> _AIM OF THE TASK_: Gather, from the listing beneath this task, every line holding the string "shown".

BEGIN PROVIDED DATA

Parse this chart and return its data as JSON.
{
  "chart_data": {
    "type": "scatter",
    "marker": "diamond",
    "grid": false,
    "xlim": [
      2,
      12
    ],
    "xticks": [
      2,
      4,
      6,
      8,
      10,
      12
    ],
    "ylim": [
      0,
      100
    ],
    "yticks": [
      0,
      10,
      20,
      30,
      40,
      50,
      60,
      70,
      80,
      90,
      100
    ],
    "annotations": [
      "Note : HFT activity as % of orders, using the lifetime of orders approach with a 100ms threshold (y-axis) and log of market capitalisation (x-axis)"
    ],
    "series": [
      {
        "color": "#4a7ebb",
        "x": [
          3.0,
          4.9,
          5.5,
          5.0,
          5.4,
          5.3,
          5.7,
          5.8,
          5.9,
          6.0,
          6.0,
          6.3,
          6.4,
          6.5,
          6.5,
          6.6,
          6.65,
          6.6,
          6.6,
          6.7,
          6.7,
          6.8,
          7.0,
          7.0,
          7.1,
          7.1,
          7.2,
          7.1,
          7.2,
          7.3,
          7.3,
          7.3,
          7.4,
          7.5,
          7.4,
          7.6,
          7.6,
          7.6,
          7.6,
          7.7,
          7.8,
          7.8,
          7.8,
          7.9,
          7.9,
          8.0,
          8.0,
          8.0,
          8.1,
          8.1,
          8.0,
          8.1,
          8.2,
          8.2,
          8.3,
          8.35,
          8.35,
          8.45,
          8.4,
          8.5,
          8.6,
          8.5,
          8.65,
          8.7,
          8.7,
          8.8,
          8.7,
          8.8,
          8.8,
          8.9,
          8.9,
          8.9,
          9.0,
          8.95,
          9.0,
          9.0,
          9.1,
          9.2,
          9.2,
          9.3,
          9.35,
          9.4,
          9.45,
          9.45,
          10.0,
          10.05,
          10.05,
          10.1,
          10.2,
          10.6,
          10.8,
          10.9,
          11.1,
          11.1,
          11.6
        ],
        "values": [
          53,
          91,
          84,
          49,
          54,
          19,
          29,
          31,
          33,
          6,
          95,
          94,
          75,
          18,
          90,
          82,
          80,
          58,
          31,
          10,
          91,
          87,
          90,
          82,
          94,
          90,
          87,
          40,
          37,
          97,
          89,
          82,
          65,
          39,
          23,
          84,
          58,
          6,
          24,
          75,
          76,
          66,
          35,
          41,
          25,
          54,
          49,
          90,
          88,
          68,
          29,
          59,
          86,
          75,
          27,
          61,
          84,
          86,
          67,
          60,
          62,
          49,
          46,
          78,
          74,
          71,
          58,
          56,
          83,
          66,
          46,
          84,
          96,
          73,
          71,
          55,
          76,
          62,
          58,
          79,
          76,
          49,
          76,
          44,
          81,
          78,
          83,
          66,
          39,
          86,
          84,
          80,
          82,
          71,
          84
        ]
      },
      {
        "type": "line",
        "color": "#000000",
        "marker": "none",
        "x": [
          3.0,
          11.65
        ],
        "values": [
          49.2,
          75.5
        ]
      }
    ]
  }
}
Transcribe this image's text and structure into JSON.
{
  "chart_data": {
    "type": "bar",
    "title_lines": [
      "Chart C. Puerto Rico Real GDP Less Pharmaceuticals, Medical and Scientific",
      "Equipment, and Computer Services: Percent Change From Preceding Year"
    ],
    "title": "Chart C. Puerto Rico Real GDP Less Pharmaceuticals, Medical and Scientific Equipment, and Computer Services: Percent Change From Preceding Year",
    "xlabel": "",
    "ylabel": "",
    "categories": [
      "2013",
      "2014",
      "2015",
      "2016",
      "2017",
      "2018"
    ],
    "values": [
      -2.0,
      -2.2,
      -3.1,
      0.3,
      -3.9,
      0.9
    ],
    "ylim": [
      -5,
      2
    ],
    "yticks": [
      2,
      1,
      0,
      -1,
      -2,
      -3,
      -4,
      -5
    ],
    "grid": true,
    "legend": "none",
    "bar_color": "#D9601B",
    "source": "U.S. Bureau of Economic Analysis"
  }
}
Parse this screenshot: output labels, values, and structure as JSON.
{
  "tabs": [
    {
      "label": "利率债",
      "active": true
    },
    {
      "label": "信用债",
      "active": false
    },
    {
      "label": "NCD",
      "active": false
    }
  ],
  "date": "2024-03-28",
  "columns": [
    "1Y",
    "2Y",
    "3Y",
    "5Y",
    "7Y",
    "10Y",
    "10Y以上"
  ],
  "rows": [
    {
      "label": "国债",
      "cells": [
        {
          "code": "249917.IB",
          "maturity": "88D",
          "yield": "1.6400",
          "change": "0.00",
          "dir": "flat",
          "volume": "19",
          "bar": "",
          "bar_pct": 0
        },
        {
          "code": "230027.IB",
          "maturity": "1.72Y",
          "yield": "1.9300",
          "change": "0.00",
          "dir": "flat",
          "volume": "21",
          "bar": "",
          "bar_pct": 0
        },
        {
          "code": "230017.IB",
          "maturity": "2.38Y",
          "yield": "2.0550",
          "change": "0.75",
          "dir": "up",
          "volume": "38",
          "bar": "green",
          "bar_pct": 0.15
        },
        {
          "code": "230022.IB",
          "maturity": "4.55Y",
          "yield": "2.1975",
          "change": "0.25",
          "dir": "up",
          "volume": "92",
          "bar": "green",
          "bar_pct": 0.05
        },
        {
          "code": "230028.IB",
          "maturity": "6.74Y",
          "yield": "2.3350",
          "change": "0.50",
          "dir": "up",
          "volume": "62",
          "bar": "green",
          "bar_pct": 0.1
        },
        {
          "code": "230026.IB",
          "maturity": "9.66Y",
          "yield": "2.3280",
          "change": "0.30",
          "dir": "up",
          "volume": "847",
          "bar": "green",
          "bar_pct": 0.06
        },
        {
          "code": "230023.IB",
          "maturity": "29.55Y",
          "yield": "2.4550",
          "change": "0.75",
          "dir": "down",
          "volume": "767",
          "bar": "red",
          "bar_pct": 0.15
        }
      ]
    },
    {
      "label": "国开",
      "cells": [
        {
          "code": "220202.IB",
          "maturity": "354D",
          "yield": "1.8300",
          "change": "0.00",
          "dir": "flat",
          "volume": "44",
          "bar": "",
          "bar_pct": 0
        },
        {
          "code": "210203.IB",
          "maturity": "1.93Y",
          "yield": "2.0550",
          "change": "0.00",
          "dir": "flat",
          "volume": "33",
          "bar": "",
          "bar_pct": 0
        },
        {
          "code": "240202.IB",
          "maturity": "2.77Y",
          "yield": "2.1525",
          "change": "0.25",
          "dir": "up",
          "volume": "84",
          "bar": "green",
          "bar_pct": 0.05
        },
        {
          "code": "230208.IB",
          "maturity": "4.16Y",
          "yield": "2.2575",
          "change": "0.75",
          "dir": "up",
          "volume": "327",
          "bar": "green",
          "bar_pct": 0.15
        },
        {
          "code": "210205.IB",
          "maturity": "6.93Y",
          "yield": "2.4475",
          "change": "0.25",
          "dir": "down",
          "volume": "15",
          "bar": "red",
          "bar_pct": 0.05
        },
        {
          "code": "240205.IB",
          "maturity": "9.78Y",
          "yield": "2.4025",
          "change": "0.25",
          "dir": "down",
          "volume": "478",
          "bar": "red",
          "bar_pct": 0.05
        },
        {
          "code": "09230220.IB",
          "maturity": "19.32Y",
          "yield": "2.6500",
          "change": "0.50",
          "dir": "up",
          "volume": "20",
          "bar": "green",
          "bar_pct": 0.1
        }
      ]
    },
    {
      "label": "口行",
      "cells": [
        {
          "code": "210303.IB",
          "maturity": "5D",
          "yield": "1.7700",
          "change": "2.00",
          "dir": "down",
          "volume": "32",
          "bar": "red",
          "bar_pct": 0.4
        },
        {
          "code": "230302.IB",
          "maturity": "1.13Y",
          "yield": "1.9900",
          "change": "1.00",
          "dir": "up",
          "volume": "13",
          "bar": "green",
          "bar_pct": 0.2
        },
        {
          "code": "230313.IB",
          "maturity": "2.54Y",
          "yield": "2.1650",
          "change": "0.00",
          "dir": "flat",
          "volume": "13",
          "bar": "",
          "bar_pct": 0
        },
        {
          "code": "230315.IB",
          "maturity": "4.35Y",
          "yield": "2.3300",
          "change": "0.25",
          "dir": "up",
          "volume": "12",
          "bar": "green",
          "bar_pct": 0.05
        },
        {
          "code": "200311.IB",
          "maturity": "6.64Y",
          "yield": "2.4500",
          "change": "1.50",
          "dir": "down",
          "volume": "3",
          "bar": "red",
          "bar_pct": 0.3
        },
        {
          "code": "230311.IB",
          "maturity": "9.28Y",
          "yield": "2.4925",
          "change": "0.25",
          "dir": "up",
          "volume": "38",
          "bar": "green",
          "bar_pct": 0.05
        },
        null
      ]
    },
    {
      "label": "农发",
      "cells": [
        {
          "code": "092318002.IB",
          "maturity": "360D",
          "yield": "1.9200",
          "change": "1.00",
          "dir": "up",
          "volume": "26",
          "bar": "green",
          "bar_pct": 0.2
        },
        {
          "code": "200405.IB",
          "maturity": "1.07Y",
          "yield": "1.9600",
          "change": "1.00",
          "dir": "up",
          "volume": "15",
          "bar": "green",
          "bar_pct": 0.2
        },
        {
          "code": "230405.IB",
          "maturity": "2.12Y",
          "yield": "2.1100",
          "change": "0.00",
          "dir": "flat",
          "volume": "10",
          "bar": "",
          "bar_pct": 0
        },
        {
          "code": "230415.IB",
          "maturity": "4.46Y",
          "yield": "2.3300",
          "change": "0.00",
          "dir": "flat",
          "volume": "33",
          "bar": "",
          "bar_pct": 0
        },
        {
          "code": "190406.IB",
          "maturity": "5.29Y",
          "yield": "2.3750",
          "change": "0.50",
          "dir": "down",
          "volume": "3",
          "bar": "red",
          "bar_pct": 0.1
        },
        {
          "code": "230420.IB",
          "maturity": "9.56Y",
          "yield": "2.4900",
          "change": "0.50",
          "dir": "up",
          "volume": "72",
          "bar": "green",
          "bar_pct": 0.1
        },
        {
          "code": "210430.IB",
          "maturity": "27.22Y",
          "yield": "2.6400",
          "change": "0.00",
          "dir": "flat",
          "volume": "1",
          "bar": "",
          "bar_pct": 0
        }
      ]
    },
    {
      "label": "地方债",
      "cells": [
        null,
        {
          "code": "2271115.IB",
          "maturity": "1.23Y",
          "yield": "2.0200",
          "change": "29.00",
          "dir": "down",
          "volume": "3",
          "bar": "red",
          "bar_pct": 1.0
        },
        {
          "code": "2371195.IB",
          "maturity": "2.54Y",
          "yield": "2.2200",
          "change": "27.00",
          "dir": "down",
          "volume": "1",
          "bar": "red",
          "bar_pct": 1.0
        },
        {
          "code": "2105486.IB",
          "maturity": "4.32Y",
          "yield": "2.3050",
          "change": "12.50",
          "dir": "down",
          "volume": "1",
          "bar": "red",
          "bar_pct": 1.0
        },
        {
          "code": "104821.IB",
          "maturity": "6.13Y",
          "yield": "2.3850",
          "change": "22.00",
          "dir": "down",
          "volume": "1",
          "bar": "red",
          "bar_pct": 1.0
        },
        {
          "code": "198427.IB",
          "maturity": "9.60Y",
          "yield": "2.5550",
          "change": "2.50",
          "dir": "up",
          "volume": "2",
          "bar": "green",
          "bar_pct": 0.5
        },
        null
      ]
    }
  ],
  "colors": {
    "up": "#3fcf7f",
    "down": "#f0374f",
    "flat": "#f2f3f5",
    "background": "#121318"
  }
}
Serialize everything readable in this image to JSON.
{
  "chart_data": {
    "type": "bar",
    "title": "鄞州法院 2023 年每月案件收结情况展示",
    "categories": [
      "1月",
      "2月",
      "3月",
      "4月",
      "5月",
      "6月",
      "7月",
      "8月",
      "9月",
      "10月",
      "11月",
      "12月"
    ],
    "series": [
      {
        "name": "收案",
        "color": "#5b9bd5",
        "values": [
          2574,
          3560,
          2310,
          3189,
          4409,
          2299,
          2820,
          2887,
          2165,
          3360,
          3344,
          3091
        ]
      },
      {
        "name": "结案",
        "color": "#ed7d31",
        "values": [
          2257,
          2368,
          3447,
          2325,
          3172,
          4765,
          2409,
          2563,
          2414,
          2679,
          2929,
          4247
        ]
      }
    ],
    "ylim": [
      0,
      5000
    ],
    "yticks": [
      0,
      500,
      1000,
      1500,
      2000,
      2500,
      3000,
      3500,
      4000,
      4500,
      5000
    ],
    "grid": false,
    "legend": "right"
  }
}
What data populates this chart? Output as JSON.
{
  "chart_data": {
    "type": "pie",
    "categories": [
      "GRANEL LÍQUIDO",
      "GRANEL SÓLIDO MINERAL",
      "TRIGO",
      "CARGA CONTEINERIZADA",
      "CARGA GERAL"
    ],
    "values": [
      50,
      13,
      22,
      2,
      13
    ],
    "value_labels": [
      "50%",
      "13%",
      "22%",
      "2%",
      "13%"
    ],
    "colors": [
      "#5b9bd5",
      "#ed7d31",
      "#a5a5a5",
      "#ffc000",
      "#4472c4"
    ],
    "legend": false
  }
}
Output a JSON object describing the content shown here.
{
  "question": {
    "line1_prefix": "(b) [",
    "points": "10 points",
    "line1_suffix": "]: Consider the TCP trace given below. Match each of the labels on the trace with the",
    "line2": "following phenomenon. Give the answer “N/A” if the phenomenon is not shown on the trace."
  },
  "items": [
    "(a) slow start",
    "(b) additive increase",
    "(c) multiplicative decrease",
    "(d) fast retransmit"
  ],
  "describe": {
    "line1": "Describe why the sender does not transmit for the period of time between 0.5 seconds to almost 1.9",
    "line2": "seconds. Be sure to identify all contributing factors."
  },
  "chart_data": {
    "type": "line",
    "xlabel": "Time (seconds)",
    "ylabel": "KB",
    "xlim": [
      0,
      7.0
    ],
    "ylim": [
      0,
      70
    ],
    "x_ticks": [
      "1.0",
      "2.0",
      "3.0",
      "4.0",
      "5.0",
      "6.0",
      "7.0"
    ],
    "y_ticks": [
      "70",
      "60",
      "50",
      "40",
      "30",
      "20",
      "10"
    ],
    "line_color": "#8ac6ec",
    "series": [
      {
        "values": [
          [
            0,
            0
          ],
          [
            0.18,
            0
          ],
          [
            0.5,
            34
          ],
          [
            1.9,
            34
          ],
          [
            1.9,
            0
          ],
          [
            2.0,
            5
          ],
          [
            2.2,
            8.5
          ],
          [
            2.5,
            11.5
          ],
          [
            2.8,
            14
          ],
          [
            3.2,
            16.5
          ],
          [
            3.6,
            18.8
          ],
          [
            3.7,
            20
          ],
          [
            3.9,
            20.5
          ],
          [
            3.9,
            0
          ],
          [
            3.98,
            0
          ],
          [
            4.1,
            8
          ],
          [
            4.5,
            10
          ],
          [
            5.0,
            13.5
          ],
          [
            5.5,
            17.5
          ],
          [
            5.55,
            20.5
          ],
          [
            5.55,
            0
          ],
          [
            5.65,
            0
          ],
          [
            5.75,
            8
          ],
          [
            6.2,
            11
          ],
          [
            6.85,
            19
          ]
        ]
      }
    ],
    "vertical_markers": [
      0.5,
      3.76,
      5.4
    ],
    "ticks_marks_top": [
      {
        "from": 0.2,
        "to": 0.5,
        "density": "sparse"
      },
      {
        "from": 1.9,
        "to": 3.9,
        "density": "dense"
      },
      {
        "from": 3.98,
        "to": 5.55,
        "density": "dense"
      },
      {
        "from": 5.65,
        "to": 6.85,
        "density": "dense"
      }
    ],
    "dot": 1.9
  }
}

END PROVIDED DATA

> _WRITTEN RESPONSE_:
Output a JSON object describing the content shown here.
    "line2": "following phenomenon. Give the answer “N/A” if the phenomenon is not shown on the trace."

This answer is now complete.